Stored items from a collection:
□ □ □ □ □ □ □

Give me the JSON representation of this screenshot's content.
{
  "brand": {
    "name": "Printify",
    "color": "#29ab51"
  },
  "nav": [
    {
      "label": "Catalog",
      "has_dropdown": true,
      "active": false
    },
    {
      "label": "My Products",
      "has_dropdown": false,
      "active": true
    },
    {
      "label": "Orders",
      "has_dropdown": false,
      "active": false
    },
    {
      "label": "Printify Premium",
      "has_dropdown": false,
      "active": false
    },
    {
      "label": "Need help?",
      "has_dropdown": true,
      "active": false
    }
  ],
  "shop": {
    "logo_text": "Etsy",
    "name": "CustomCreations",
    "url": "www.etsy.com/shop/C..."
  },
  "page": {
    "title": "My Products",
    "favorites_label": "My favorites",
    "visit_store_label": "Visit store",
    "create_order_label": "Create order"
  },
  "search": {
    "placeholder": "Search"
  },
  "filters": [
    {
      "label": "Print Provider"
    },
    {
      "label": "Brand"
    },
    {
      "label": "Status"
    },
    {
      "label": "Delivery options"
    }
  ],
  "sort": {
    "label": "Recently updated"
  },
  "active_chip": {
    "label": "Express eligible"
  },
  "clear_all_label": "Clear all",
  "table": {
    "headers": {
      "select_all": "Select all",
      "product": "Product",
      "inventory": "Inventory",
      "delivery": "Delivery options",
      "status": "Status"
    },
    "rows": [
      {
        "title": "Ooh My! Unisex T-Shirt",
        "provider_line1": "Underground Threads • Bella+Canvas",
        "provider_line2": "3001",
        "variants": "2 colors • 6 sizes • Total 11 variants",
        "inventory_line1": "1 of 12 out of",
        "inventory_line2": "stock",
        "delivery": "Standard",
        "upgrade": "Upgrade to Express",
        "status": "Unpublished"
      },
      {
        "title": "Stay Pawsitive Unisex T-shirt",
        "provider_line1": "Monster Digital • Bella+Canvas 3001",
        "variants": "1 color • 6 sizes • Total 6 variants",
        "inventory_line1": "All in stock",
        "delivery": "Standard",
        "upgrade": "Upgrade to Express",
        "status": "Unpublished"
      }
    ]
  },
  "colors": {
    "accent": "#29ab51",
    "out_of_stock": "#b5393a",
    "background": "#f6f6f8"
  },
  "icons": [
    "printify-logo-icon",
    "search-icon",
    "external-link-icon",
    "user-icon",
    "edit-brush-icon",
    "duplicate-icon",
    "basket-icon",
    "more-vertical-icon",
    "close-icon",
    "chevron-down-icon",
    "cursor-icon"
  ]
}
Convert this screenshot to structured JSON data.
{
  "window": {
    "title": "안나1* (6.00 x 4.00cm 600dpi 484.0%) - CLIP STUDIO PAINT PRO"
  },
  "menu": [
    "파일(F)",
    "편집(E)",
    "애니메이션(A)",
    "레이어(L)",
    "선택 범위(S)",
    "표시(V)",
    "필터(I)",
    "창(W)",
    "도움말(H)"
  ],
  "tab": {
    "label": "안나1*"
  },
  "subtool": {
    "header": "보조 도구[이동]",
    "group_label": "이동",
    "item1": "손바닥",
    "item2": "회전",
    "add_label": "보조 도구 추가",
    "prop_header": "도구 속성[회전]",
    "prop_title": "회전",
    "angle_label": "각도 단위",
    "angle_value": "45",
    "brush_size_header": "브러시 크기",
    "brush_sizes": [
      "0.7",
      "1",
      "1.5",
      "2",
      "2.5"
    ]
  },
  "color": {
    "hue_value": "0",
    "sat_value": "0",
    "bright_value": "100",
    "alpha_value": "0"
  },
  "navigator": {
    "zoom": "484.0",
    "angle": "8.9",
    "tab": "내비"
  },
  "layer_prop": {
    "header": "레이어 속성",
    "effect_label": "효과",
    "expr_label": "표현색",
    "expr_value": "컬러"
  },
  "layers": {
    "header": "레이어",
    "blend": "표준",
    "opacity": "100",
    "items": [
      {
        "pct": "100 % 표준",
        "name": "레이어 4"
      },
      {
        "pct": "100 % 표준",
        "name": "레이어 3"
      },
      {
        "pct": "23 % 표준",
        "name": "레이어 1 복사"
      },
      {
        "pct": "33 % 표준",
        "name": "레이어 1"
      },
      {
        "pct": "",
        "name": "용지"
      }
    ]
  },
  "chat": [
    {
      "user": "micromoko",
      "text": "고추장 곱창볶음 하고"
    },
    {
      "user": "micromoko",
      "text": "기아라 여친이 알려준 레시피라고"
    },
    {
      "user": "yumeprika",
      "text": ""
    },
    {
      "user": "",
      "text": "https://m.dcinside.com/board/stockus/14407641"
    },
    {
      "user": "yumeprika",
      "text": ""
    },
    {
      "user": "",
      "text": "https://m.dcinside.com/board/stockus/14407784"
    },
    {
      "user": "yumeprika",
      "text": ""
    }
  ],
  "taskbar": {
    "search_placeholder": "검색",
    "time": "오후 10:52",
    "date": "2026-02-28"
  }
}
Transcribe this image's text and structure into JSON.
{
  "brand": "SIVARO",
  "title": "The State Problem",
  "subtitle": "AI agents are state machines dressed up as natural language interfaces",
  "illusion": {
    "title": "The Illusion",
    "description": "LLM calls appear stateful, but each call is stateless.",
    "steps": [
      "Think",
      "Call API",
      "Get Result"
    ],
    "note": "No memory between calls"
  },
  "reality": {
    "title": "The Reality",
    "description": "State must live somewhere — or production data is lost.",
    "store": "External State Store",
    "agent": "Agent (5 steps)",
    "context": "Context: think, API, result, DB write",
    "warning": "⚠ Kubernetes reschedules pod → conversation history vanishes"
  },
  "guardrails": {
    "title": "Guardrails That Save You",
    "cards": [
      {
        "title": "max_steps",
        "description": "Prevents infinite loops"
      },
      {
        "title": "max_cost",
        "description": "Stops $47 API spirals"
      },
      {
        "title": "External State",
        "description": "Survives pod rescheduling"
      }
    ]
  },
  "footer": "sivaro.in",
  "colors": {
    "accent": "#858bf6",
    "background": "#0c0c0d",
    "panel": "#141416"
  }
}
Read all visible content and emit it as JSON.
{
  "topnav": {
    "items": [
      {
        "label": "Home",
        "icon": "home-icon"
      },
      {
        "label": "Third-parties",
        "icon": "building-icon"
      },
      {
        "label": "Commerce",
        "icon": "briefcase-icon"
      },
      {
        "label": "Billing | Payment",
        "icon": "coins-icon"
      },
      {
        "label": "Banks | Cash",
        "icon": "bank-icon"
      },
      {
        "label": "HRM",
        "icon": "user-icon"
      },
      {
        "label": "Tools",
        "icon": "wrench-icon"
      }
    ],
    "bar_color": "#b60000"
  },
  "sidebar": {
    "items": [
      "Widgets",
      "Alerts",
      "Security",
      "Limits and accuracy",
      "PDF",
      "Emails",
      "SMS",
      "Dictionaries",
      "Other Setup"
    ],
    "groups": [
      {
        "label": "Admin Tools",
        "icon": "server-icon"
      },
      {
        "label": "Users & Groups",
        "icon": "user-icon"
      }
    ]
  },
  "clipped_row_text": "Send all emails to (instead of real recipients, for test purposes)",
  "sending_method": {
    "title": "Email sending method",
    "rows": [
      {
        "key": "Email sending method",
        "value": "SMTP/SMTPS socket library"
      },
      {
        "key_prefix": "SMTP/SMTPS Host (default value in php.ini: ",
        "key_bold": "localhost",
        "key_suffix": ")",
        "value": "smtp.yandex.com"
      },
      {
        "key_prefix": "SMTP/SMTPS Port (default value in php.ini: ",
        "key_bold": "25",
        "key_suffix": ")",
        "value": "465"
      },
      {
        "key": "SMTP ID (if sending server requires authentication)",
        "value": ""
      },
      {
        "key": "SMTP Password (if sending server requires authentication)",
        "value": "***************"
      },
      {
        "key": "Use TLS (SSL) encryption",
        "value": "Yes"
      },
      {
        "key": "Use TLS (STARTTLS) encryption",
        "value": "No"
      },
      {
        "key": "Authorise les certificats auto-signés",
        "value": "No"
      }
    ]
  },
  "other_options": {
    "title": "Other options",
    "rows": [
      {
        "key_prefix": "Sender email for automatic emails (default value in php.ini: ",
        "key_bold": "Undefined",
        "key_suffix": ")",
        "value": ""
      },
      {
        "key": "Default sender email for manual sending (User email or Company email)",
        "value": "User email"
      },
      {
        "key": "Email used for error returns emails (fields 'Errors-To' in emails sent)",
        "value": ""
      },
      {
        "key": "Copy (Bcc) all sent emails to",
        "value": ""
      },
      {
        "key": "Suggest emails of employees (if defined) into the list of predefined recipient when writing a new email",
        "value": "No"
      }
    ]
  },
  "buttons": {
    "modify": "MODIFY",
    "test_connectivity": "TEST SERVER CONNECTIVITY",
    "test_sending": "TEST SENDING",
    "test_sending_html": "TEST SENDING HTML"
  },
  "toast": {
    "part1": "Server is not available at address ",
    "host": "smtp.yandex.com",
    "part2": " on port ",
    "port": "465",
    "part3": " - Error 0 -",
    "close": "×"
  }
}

□ □ □ □ □ □ □

Gather from the records above every line containing the string "encryption".

Right answer:
        "key": "Use TLS (SSL) encryption",
        "key": "Use TLS (STARTTLS) encryption",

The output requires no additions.